● **What the task asks**: Every entry must be given again exactly.

● **Material for this task**:
+++

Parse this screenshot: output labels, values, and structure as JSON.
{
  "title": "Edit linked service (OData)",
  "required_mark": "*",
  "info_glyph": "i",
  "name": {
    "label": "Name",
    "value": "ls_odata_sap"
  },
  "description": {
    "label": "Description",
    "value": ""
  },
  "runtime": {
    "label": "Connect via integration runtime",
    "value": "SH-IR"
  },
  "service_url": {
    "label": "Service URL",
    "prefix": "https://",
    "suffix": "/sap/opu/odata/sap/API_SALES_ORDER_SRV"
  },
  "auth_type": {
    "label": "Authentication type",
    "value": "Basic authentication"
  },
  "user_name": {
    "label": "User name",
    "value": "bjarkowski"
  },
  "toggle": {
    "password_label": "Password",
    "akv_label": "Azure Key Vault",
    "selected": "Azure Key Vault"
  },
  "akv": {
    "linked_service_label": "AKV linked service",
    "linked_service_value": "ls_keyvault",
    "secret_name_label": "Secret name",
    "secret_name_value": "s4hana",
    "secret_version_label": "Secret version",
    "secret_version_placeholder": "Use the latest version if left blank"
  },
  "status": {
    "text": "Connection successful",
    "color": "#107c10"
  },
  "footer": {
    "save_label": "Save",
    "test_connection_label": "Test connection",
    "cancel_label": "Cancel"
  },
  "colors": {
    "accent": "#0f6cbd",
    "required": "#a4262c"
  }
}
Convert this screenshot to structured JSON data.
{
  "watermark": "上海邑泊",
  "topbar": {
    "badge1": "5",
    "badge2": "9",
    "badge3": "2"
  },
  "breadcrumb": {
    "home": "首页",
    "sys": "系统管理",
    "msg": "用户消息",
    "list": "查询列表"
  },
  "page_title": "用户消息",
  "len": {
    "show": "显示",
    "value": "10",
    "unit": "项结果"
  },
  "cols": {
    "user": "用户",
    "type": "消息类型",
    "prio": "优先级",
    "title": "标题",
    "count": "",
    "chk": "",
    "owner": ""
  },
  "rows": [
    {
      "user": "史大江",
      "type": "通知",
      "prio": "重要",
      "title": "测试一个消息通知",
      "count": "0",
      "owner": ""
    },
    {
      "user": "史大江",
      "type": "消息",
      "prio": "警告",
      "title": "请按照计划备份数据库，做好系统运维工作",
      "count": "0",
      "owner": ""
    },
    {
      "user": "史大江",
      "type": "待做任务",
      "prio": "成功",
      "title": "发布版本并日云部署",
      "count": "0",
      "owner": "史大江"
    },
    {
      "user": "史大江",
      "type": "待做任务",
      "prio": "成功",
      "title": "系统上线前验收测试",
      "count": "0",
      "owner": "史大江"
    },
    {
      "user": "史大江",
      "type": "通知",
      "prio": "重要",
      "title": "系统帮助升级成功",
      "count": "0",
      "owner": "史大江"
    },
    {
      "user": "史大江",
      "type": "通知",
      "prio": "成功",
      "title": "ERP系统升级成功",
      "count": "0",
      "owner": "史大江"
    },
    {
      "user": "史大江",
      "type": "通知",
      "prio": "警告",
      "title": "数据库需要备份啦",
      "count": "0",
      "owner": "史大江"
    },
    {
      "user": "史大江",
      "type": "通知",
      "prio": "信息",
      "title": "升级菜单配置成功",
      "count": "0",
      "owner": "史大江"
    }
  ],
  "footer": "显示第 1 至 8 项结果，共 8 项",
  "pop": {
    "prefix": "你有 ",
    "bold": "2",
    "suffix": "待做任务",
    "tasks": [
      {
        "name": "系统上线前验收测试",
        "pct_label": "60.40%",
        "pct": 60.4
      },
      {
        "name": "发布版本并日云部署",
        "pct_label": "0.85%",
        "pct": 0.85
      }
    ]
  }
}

+++

● **Response to the task**:
Parse this screenshot: output labels, values, and structure as JSON.
{
  "title": "Edit linked service (OData)",
  "required_mark": "*",
  "info_glyph": "i",
  "name": {
    "label": "Name",
    "value": "ls_odata_sap"
  },
  "description": {
    "label": "Description",
    "value": ""
  },
  "runtime": {
    "label": "Connect via integration runtime",
    "value": "SH-IR"
  },
  "service_url": {
    "label": "Service URL",
    "prefix": "https://",
    "suffix": "/sap/opu/odata/sap/API_SALES_ORDER_SRV"
  },
  "auth_type": {
    "label": "Authentication type",
    "value": "Basic authentication"
  },
  "user_name": {
    "label": "User name",
    "value": "bjarkowski"
  },
  "toggle": {
    "password_label": "Password",
    "akv_label": "Azure Key Vault",
    "selected": "Azure Key Vault"
  },
  "akv": {
    "linked_service_label": "AKV linked service",
    "linked_service_value": "ls_keyvault",
    "secret_name_label": "Secret name",
    "secret_name_value": "s4hana",
    "secret_version_label": "Secret version",
    "secret_version_placeholder": "Use the latest version if left blank"
  },
  "status": {
    "text": "Connection successful",
    "color": "#107c10"
  },
  "footer": {
    "save_label": "Save",
    "test_connection_label": "Test connection",
    "cancel_label": "Cancel"
  },
  "colors": {
    "accent": "#0f6cbd",
    "required": "#a4262c"
  }
}
Convert this screenshot to structured JSON data.
{
  "watermark": "上海邑泊",
  "topbar": {
    "badge1": "5",
    "badge2": "9",
    "badge3": "2"
  },
  "breadcrumb": {
    "home": "首页",
    "sys": "系统管理",
    "msg": "用户消息",
    "list": "查询列表"
  },
  "page_title": "用户消息",
  "len": {
    "show": "显示",
    "value": "10",
    "unit": "项结果"
  },
  "cols": {
    "user": "用户",
    "type": "消息类型",
    "prio": "优先级",
    "title": "标题",
    "count": "",
    "chk": "",
    "owner": ""
  },
  "rows": [
    {
      "user": "史大江",
      "type": "通知",
      "prio": "重要",
      "title": "测试一个消息通知",
      "count": "0",
      "owner": ""
    },
    {
      "user": "史大江",
      "type": "消息",
      "prio": "警告",
      "title": "请按照计划备份数据库，做好系统运维工作",
      "count": "0",
      "owner": ""
    },
    {
      "user": "史大江",
      "type": "待做任务",
      "prio": "成功",
      "title": "发布版本并日云部署",
      "count": "0",
      "owner": "史大江"
    },
    {
      "user": "史大江",
      "type": "待做任务",
      "prio": "成功",
      "title": "系统上线前验收测试",
      "count": "0",
      "owner": "史大江"
    },
    {
      "user": "史大江",
      "type": "通知",
      "prio": "重要",
      "title": "系统帮助升级成功",
      "count": "0",
      "owner": "史大江"
    },
    {
      "user": "史大江",
      "type": "通知",
      "prio": "成功",
      "title": "ERP系统升级成功",
      "count": "0",
      "owner": "史大江"
    },
    {
      "user": "史大江",
      "type": "通知",
      "prio": "警告",
      "title": "数据库需要备份啦",
      "count": "0",
      "owner": "史大江"
    },
    {
      "user": "史大江",
      "type": "通知",
      "prio": "信息",
      "title": "升级菜单配置成功",
      "count": "0",
      "owner": "史大江"
    }
  ],
  "footer": "显示第 1 至 8 项结果，共 8 项",
  "pop": {
    "prefix": "你有 ",
    "bold": "2",
    "suffix": "待做任务",
    "tasks": [
      {
        "name": "系统上线前验收测试",
        "pct_label": "60.40%",
        "pct": 60.4
      },
      {
        "name": "发布版本并日云部署",
        "pct_label": "0.85%",
        "pct": 0.85
      }
    ]
  }
}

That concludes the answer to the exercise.